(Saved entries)
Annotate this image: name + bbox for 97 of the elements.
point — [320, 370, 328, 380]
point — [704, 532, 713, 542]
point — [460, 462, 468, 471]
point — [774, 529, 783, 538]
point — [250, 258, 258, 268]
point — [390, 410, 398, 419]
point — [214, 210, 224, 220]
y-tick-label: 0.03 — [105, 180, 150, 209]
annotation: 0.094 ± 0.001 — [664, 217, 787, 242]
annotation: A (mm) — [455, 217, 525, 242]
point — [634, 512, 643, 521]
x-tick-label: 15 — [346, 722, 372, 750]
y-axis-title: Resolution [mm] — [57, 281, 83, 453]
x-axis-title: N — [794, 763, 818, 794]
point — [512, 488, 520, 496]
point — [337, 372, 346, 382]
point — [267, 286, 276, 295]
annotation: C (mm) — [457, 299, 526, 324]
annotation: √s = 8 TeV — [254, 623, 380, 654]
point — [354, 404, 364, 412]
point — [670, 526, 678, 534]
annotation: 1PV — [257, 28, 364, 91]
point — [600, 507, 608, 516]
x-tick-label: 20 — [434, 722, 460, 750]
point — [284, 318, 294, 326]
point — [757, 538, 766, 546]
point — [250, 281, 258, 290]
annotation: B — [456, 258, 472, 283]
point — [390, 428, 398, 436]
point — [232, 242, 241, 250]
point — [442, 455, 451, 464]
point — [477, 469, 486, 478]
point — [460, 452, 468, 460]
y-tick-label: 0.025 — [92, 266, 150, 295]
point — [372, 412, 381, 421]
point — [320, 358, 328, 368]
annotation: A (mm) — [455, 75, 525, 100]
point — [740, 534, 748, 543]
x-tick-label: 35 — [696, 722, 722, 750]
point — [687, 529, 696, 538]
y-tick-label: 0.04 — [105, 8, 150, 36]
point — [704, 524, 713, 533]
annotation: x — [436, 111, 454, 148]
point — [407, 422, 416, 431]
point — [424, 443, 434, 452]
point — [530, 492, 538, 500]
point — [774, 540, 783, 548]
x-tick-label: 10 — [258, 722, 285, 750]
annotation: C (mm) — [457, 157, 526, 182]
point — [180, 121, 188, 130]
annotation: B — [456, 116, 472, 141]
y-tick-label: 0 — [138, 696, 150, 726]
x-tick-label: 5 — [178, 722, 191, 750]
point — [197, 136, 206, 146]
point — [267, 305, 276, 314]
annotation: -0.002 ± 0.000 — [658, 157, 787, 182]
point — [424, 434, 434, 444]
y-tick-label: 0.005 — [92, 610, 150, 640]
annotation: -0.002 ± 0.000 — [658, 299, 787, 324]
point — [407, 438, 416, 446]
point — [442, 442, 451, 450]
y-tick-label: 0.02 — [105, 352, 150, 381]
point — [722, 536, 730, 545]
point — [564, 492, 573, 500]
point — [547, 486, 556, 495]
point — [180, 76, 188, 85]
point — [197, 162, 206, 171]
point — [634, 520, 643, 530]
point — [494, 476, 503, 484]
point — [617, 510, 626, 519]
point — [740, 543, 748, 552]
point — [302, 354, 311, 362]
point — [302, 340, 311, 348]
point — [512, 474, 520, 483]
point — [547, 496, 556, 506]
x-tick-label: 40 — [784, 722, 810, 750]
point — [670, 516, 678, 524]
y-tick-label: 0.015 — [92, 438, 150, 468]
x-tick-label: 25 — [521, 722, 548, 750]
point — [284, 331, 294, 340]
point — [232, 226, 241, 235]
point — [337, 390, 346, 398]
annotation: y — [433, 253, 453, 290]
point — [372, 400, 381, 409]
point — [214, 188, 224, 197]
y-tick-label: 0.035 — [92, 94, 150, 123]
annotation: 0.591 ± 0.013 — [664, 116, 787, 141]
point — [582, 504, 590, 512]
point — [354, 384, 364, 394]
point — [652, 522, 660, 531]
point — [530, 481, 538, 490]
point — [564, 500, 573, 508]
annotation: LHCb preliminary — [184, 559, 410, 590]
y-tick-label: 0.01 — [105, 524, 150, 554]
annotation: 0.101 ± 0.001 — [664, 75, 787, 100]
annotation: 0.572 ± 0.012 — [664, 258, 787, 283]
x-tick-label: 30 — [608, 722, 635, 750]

--- STATED EXERCISE ---
Find each line in the items that contains the string "title" and copy those lines out. Match case exactly.

--- EXERCISE RESULT ---
y-axis-title: Resolution [mm] — [57, 281, 83, 453]
x-axis-title: N — [794, 763, 818, 794]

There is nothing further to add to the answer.